Dataset excerpts
========================

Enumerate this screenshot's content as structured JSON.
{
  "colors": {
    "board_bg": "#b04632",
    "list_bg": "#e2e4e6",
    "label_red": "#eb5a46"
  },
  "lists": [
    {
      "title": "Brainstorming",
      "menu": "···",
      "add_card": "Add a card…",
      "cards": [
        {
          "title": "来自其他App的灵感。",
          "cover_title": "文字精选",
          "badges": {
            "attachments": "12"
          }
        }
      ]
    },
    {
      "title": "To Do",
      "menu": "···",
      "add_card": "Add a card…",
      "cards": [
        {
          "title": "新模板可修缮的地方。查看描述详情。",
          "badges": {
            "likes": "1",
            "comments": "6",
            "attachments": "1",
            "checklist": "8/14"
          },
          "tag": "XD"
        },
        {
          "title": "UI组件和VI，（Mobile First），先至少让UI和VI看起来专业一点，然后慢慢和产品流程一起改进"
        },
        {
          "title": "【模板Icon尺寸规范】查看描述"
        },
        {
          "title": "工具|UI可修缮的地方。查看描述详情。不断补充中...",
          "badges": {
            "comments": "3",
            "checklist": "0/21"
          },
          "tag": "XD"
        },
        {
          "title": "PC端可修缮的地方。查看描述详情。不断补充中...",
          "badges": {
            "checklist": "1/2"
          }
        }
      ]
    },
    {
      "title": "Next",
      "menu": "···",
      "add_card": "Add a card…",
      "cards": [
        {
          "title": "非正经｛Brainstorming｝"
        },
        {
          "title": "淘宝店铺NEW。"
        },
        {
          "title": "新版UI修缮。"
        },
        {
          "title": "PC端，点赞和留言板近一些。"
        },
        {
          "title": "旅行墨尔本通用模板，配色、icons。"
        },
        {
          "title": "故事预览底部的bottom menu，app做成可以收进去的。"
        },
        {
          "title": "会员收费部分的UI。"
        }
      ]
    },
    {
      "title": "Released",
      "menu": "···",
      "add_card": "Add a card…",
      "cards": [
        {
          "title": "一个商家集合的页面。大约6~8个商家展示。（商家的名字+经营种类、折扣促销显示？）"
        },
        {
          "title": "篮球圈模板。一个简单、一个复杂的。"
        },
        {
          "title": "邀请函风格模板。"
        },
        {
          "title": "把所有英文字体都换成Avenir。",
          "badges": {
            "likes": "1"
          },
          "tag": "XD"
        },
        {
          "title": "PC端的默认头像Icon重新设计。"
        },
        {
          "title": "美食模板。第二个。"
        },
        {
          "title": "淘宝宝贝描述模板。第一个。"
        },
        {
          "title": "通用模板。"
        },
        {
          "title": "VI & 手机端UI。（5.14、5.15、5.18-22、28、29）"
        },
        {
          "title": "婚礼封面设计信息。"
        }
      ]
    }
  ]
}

========================

WHAT YOU ARE ASKED TO DO —
Restate every record exactly, leaving nothing out.

WRITTEN SOLUTION —
Enumerate this screenshot's content as structured JSON.
{
  "colors": {
    "board_bg": "#b04632",
    "list_bg": "#e2e4e6",
    "label_red": "#eb5a46"
  },
  "lists": [
    {
      "title": "Brainstorming",
      "menu": "···",
      "add_card": "Add a card…",
      "cards": [
        {
          "title": "来自其他App的灵感。",
          "cover_title": "文字精选",
          "badges": {
            "attachments": "12"
          }
        }
      ]
    },
    {
      "title": "To Do",
      "menu": "···",
      "add_card": "Add a card…",
      "cards": [
        {
          "title": "新模板可修缮的地方。查看描述详情。",
          "badges": {
            "likes": "1",
            "comments": "6",
            "attachments": "1",
            "checklist": "8/14"
          },
          "tag": "XD"
        },
        {
          "title": "UI组件和VI，（Mobile First），先至少让UI和VI看起来专业一点，然后慢慢和产品流程一起改进"
        },
        {
          "title": "【模板Icon尺寸规范】查看描述"
        },
        {
          "title": "工具|UI可修缮的地方。查看描述详情。不断补充中...",
          "badges": {
            "comments": "3",
            "checklist": "0/21"
          },
          "tag": "XD"
        },
        {
          "title": "PC端可修缮的地方。查看描述详情。不断补充中...",
          "badges": {
            "checklist": "1/2"
          }
        }
      ]
    },
    {
      "title": "Next",
      "menu": "···",
      "add_card": "Add a card…",
      "cards": [
        {
          "title": "非正经｛Brainstorming｝"
        },
        {
          "title": "淘宝店铺NEW。"
        },
        {
          "title": "新版UI修缮。"
        },
        {
          "title": "PC端，点赞和留言板近一些。"
        },
        {
          "title": "旅行墨尔本通用模板，配色、icons。"
        },
        {
          "title": "故事预览底部的bottom menu，app做成可以收进去的。"
        },
        {
          "title": "会员收费部分的UI。"
        }
      ]
    },
    {
      "title": "Released",
      "menu": "···",
      "add_card": "Add a card…",
      "cards": [
        {
          "title": "一个商家集合的页面。大约6~8个商家展示。（商家的名字+经营种类、折扣促销显示？）"
        },
        {
          "title": "篮球圈模板。一个简单、一个复杂的。"
        },
        {
          "title": "邀请函风格模板。"
        },
        {
          "title": "把所有英文字体都换成Avenir。",
          "badges": {
            "likes": "1"
          },
          "tag": "XD"
        },
        {
          "title": "PC端的默认头像Icon重新设计。"
        },
        {
          "title": "美食模板。第二个。"
        },
        {
          "title": "淘宝宝贝描述模板。第一个。"
        },
        {
          "title": "通用模板。"
        },
        {
          "title": "VI & 手机端UI。（5.14、5.15、5.18-22、28、29）"
        },
        {
          "title": "婚礼封面设计信息。"
        }
      ]
    }
  ]
}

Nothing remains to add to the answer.